# [Brief]
Scan the records for the string "subject"; copy each line where it occurs.

---- Items

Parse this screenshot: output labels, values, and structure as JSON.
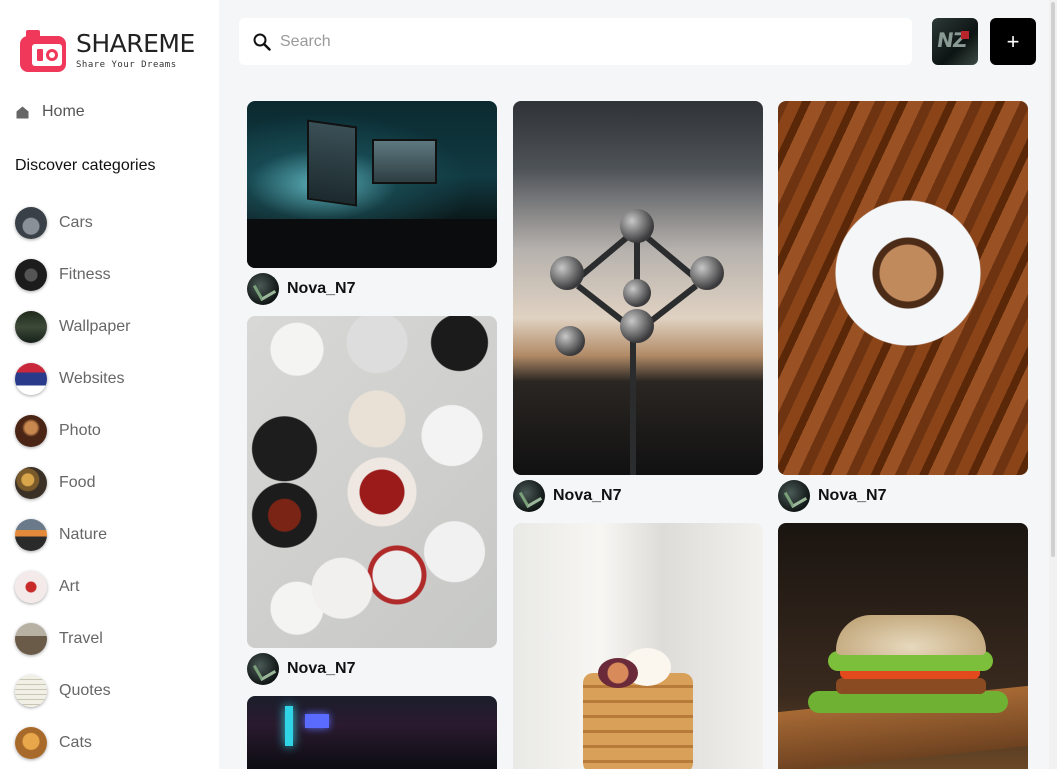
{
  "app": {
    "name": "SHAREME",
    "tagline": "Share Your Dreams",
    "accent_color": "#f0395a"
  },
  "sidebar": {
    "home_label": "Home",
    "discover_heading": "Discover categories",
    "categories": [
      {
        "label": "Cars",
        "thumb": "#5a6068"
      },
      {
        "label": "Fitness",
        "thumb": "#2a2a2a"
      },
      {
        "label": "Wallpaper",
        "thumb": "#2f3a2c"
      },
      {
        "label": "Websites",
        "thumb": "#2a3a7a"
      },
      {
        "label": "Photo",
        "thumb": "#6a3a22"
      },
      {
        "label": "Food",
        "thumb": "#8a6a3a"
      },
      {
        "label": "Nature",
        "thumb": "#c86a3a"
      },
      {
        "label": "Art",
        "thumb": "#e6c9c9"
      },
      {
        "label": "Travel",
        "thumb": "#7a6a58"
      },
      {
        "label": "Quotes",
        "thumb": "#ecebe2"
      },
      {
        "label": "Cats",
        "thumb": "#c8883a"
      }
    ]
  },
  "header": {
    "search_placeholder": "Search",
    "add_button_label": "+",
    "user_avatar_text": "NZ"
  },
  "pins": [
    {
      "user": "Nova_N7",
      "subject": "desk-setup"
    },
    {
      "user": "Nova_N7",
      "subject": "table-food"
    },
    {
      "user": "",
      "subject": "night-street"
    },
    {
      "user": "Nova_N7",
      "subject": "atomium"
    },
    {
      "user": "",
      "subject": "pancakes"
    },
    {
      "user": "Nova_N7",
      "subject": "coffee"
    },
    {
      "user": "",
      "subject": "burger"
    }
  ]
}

--------

# [Finished task]
      "subject": "desk-setup"
      "subject": "table-food"
      "subject": "night-street"
      "subject": "atomium"
      "subject": "pancakes"
      "subject": "coffee"
      "subject": "burger"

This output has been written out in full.